> Direction: Find and copy each line of the records where the string "JSON" shows up.

[Records from a collection]
--
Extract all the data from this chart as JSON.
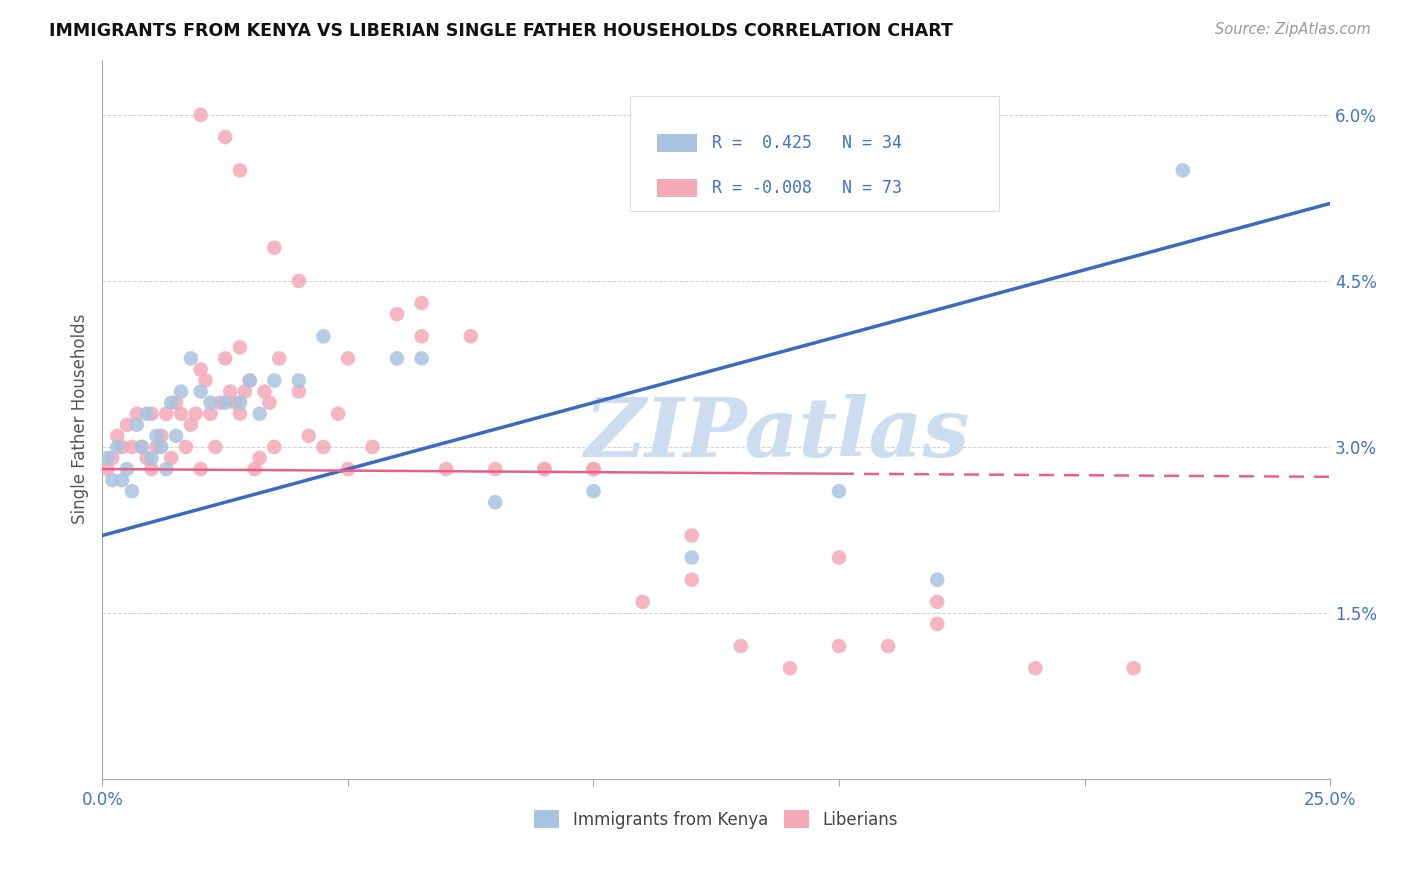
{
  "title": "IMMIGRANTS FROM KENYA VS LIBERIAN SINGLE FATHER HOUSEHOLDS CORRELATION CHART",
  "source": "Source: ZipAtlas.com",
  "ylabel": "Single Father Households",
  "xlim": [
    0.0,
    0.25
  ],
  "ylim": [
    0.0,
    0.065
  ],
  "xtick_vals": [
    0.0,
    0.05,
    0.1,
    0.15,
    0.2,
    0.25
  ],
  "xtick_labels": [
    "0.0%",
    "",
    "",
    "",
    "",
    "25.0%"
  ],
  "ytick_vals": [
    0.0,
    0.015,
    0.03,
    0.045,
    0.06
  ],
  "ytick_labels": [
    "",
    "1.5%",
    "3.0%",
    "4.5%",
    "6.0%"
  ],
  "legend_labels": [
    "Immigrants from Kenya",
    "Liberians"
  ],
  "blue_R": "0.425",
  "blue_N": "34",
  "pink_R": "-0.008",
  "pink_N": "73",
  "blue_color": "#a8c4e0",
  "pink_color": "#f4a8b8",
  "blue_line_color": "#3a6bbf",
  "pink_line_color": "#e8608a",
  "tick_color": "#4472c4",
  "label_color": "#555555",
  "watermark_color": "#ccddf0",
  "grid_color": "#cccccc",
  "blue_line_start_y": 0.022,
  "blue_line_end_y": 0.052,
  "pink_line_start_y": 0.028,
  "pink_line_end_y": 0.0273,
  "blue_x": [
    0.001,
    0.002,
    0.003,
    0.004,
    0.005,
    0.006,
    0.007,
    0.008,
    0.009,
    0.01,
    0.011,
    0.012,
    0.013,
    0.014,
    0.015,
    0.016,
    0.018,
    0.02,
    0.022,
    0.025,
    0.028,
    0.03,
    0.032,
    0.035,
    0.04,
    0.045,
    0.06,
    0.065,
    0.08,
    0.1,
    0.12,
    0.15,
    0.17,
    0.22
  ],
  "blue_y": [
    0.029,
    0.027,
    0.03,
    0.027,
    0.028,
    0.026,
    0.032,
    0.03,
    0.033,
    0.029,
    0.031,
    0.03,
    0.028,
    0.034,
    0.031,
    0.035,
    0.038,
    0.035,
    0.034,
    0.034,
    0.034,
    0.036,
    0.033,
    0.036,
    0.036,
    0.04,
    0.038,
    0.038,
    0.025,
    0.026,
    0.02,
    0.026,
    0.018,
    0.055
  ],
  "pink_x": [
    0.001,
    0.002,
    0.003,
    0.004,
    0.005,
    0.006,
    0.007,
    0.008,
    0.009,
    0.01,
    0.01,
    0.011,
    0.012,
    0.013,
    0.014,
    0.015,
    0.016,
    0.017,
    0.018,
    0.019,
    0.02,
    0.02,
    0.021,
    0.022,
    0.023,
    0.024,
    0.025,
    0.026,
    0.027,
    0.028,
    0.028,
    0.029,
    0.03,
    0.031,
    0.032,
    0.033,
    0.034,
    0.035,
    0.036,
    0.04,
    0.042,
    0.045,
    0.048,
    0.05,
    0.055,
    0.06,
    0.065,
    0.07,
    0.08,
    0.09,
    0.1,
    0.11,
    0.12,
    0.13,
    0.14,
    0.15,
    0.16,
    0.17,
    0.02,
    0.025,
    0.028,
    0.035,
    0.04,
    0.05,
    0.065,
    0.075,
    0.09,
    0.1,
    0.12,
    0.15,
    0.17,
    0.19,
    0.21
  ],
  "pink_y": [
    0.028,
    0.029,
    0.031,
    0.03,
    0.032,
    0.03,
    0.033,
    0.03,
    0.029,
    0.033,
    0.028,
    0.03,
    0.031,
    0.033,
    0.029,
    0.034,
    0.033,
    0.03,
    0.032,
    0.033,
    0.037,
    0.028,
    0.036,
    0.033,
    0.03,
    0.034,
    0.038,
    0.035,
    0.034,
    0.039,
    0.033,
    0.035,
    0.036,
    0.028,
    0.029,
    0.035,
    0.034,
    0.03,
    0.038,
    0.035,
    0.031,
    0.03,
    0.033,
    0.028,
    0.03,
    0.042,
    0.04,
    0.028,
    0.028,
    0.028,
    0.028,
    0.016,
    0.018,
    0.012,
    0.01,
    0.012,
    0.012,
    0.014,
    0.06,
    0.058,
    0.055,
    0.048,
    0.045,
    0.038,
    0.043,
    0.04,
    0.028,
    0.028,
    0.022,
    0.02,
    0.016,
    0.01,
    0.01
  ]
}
--
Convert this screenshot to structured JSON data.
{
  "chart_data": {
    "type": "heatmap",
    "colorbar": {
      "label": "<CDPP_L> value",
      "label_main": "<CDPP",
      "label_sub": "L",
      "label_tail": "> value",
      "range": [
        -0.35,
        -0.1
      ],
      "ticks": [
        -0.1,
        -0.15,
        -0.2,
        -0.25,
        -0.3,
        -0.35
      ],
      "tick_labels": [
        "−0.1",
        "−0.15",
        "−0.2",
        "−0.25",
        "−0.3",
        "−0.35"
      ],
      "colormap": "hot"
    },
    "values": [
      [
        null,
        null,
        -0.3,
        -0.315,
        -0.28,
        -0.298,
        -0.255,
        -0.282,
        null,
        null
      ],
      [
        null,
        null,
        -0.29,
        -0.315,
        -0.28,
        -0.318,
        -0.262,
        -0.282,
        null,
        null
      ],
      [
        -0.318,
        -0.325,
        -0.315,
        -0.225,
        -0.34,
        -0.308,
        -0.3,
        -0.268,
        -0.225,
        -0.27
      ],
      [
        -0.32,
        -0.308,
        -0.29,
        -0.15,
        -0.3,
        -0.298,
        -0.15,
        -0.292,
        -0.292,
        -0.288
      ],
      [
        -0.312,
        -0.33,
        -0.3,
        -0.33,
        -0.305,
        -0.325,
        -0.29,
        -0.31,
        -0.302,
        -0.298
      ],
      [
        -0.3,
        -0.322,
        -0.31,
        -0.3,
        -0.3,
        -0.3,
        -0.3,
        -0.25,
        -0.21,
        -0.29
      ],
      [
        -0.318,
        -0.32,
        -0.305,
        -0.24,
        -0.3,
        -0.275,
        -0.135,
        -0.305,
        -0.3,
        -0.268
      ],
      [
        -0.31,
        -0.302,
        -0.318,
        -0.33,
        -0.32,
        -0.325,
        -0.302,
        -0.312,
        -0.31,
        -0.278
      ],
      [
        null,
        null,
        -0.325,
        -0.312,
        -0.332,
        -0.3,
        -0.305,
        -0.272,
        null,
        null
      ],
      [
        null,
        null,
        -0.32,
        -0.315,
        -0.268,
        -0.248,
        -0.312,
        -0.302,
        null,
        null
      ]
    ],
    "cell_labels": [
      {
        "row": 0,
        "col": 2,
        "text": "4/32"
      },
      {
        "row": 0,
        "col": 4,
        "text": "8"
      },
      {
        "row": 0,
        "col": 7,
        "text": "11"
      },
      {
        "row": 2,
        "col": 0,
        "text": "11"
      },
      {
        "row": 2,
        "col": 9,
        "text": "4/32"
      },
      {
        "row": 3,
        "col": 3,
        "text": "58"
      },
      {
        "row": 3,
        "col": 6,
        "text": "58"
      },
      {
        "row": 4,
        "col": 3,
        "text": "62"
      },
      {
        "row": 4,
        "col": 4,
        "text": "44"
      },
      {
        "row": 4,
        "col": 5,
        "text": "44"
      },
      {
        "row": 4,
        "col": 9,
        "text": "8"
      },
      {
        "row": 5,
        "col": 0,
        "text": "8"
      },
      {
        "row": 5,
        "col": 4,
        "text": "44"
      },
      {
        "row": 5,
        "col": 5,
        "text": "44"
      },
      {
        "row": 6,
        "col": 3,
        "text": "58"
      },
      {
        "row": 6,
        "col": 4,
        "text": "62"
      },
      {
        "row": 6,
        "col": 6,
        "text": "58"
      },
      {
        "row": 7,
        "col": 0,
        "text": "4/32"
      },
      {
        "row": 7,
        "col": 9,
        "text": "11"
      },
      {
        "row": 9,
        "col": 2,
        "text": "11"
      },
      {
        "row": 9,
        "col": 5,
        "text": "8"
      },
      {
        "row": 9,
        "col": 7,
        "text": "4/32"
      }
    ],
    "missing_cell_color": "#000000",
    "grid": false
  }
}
--
> Finished task:
Extract all the data from this chart as JSON.
Convert this screenshot to structured JSON data.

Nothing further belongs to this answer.